## TREŚĆ ZADANIA:
Wypisz wszystkie poniższe wiersze bez żadnych zmian.

## PODANE INFORMACJE:
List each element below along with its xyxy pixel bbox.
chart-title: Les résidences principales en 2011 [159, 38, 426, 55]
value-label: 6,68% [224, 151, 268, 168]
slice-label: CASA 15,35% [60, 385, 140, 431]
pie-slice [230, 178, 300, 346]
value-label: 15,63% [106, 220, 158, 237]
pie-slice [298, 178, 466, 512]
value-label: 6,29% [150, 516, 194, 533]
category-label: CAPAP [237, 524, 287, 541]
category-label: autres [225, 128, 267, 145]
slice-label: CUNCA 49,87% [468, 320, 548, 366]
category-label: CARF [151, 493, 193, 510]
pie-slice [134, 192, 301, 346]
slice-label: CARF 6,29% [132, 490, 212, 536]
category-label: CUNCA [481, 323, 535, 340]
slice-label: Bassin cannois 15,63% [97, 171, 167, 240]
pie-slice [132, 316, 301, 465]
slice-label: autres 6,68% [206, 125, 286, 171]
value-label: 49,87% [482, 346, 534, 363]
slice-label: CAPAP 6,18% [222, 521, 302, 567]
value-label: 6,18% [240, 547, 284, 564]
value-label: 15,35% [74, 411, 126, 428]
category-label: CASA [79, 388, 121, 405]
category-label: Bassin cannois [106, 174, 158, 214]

## ODPOWIEDŹ DO ZADANIA:
List each element below along with its xyxy pixel bbox.
chart-title: Les résidences principales en 2011 [159, 38, 426, 55]
value-label: 6,68% [224, 151, 268, 168]
slice-label: CASA 15,35% [60, 385, 140, 431]
pie-slice [230, 178, 300, 346]
value-label: 15,63% [106, 220, 158, 237]
pie-slice [298, 178, 466, 512]
value-label: 6,29% [150, 516, 194, 533]
category-label: CAPAP [237, 524, 287, 541]
category-label: autres [225, 128, 267, 145]
slice-label: CUNCA 49,87% [468, 320, 548, 366]
category-label: CARF [151, 493, 193, 510]
pie-slice [134, 192, 301, 346]
slice-label: CARF 6,29% [132, 490, 212, 536]
category-label: CUNCA [481, 323, 535, 340]
slice-label: Bassin cannois 15,63% [97, 171, 167, 240]
pie-slice [132, 316, 301, 465]
slice-label: autres 6,68% [206, 125, 286, 171]
value-label: 49,87% [482, 346, 534, 363]
slice-label: CAPAP 6,18% [222, 521, 302, 567]
value-label: 6,18% [240, 547, 284, 564]
value-label: 15,35% [74, 411, 126, 428]
category-label: CASA [79, 388, 121, 405]
category-label: Bassin cannois [106, 174, 158, 214]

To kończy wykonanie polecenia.